→ **TASK INPUT**
%%

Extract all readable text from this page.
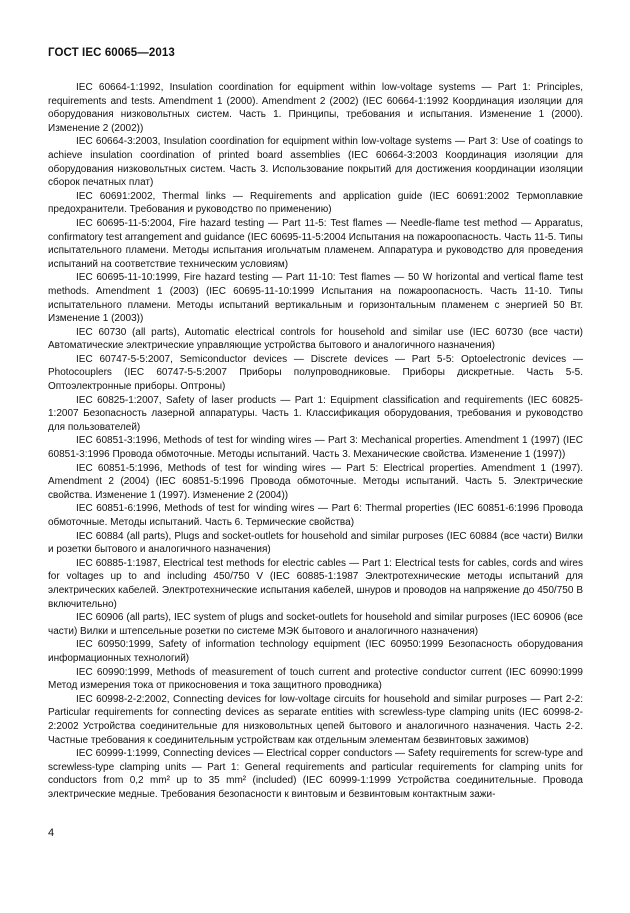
ГОСТ IEC 60065—2013

IEC 60664-1:1992, Insulation coordination for equipment within low-voltage systems — Part 1: Principles, requirements and tests. Amendment 1 (2000). Amendment 2 (2002) (IEC 60664-1:1992 Координация изоляции для оборудования низковольтных систем. Часть 1. Принципы, требования и испытания. Изменение 1 (2000). Изменение 2 (2002))

IEC 60664-3:2003, Insulation coordination for equipment within low-voltage systems — Part 3: Use of coatings to achieve insulation coordination of printed board assemblies (IEC 60664-3:2003 Координация изоляции для оборудования низковольтных систем. Часть 3. Использование покрытий для достижения координации изоляции сборок печатных плат)

IEC 60691:2002, Thermal links — Requirements and application guide (IEC 60691:2002 Термоплавкие предохранители. Требования и руководство по применению)

IEC 60695-11-5:2004, Fire hazard testing — Part 11-5: Test flames — Needle-flame test method — Apparatus, confirmatory test arrangement and guidance (IEC 60695-11-5:2004 Испытания на пожароопасность. Часть 11-5. Типы испытательного пламени. Методы испытания игольчатым пламенем. Аппаратура и руководство для проведения испытаний на соответствие техническим условиям)

IEC 60695-11-10:1999, Fire hazard testing — Part 11-10: Test flames — 50 W horizontal and vertical flame test methods. Amendment 1 (2003) (IEC 60695-11-10:1999 Испытания на пожароопасность. Часть 11-10. Типы испытательного пламени. Методы испытаний вертикальным и горизонтальным пламенем с энергией 50 Вт. Изменение 1 (2003))

IEC 60730 (all parts), Automatic electrical controls for household and similar use (IEC 60730 (все части) Автоматические электрические управляющие устройства бытового и аналогичного назначения)

IEC 60747-5-5:2007, Semiconductor devices — Discrete devices — Part 5-5: Optoelectronic devices — Photocouplers (IEC 60747-5-5:2007 Приборы полупроводниковые. Приборы дискретные. Часть 5-5. Оптоэлектронные приборы. Оптроны)

IEC 60825-1:2007, Safety of laser products — Part 1: Equipment classification and requirements (IEC 60825-1:2007 Безопасность лазерной аппаратуры. Часть 1. Классификация оборудования, требования и руководство для пользователей)

IEC 60851-3:1996, Methods of test for winding wires — Part 3: Mechanical properties. Amendment 1 (1997) (IEC 60851-3:1996 Провода обмоточные. Методы испытаний. Часть 3. Механические свойства. Изменение 1 (1997))

IEC 60851-5:1996, Methods of test for winding wires — Part 5: Electrical properties. Amendment 1 (1997). Amendment 2 (2004) (IEC 60851-5:1996 Провода обмоточные. Методы испытаний. Часть 5. Электрические свойства. Изменение 1 (1997). Изменение 2 (2004))

IEC 60851-6:1996, Methods of test for winding wires — Part 6: Thermal properties (IEC 60851-6:1996 Провода обмоточные. Методы испытаний. Часть 6. Термические свойства)

IEC 60884 (all parts), Plugs and socket-outlets for household and similar purposes (IEC 60884 (все части) Вилки и розетки бытового и аналогичного назначения)

IEC 60885-1:1987, Electrical test methods for electric cables — Part 1: Electrical tests for cables, cords and wires for voltages up to and including 450/750 V (IEC 60885-1:1987 Электротехнические методы испытаний для электрических кабелей. Электротехнические испытания кабелей, шнуров и проводов на напряжение до 450/750 В включительно)

IEC 60906 (all parts), IEC system of plugs and socket-outlets for household and similar purposes (IEC 60906 (все части) Вилки и штепсельные розетки по системе МЭК бытового и аналогичного назначения)

IEC 60950:1999, Safety of information technology equipment (IEC 60950:1999 Безопасность оборудования информационных технологий)

IEC 60990:1999, Methods of measurement of touch current and protective conductor current (IEC 60990:1999 Метод измерения тока от прикосновения и тока защитного проводника)

IEC 60998-2-2:2002, Connecting devices for low-voltage circuits for household and similar purposes — Part 2-2: Particular requirements for connecting devices as separate entities with screwless-type clamping units (IEC 60998-2-2:2002 Устройства соединительные для низковольтных цепей бытового и аналогичного назначения. Часть 2-2. Частные требования к соединительным устройствам как отдельным элементам безвинтовых зажимов)

IEC 60999-1:1999, Connecting devices — Electrical copper conductors — Safety requirements for screw-type and screwless-type clamping units — Part 1: General requirements and particular requirements for clamping units for conductors from 0,2 mm² up to 35 mm² (included) (IEC 60999-1:1999 Устройства соединительные. Провода электрические медные. Требования безопасности к винтовым и безвинтовым контактным зажи-

4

%%

→ **STATED TASK**
Repeat each record exactly as shown above, dropping all images.

→ **ANSWER TO THE EXERCISE**
Extract all readable text from this page.
ГОСТ IEC 60065—2013

IEC 60664-1:1992, Insulation coordination for equipment within low-voltage systems — Part 1: Principles, requirements and tests. Amendment 1 (2000). Amendment 2 (2002) (IEC 60664-1:1992 Координация изоляции для оборудования низковольтных систем. Часть 1. Принципы, требования и испытания. Изменение 1 (2000). Изменение 2 (2002))

IEC 60664-3:2003, Insulation coordination for equipment within low-voltage systems — Part 3: Use of coatings to achieve insulation coordination of printed board assemblies (IEC 60664-3:2003 Координация изоляции для оборудования низковольтных систем. Часть 3. Использование покрытий для достижения координации изоляции сборок печатных плат)

IEC 60691:2002, Thermal links — Requirements and application guide (IEC 60691:2002 Термоплавкие предохранители. Требования и руководство по применению)

IEC 60695-11-5:2004, Fire hazard testing — Part 11-5: Test flames — Needle-flame test method — Apparatus, confirmatory test arrangement and guidance (IEC 60695-11-5:2004 Испытания на пожароопасность. Часть 11-5. Типы испытательного пламени. Методы испытания игольчатым пламенем. Аппаратура и руководство для проведения испытаний на соответствие техническим условиям)

IEC 60695-11-10:1999, Fire hazard testing — Part 11-10: Test flames — 50 W horizontal and vertical flame test methods. Amendment 1 (2003) (IEC 60695-11-10:1999 Испытания на пожароопасность. Часть 11-10. Типы испытательного пламени. Методы испытаний вертикальным и горизонтальным пламенем с энергией 50 Вт. Изменение 1 (2003))

IEC 60730 (all parts), Automatic electrical controls for household and similar use (IEC 60730 (все части) Автоматические электрические управляющие устройства бытового и аналогичного назначения)

IEC 60747-5-5:2007, Semiconductor devices — Discrete devices — Part 5-5: Optoelectronic devices — Photocouplers (IEC 60747-5-5:2007 Приборы полупроводниковые. Приборы дискретные. Часть 5-5. Оптоэлектронные приборы. Оптроны)

IEC 60825-1:2007, Safety of laser products — Part 1: Equipment classification and requirements (IEC 60825-1:2007 Безопасность лазерной аппаратуры. Часть 1. Классификация оборудования, требования и руководство для пользователей)

IEC 60851-3:1996, Methods of test for winding wires — Part 3: Mechanical properties. Amendment 1 (1997) (IEC 60851-3:1996 Провода обмоточные. Методы испытаний. Часть 3. Механические свойства. Изменение 1 (1997))

IEC 60851-5:1996, Methods of test for winding wires — Part 5: Electrical properties. Amendment 1 (1997). Amendment 2 (2004) (IEC 60851-5:1996 Провода обмоточные. Методы испытаний. Часть 5. Электрические свойства. Изменение 1 (1997). Изменение 2 (2004))

IEC 60851-6:1996, Methods of test for winding wires — Part 6: Thermal properties (IEC 60851-6:1996 Провода обмоточные. Методы испытаний. Часть 6. Термические свойства)

IEC 60884 (all parts), Plugs and socket-outlets for household and similar purposes (IEC 60884 (все части) Вилки и розетки бытового и аналогичного назначения)

IEC 60885-1:1987, Electrical test methods for electric cables — Part 1: Electrical tests for cables, cords and wires for voltages up to and including 450/750 V (IEC 60885-1:1987 Электротехнические методы испытаний для электрических кабелей. Электротехнические испытания кабелей, шнуров и проводов на напряжение до 450/750 В включительно)

IEC 60906 (all parts), IEC system of plugs and socket-outlets for household and similar purposes (IEC 60906 (все части) Вилки и штепсельные розетки по системе МЭК бытового и аналогичного назначения)

IEC 60950:1999, Safety of information technology equipment (IEC 60950:1999 Безопасность оборудования информационных технологий)

IEC 60990:1999, Methods of measurement of touch current and protective conductor current (IEC 60990:1999 Метод измерения тока от прикосновения и тока защитного проводника)

IEC 60998-2-2:2002, Connecting devices for low-voltage circuits for household and similar purposes — Part 2-2: Particular requirements for connecting devices as separate entities with screwless-type clamping units (IEC 60998-2-2:2002 Устройства соединительные для низковольтных цепей бытового и аналогичного назначения. Часть 2-2. Частные требования к соединительным устройствам как отдельным элементам безвинтовых зажимов)

IEC 60999-1:1999, Connecting devices — Electrical copper conductors — Safety requirements for screw-type and screwless-type clamping units — Part 1: General requirements and particular requirements for clamping units for conductors from 0,2 mm² up to 35 mm² (included) (IEC 60999-1:1999 Устройства соединительные. Провода электрические медные. Требования безопасности к винтовым и безвинтовым контактным зажи-

4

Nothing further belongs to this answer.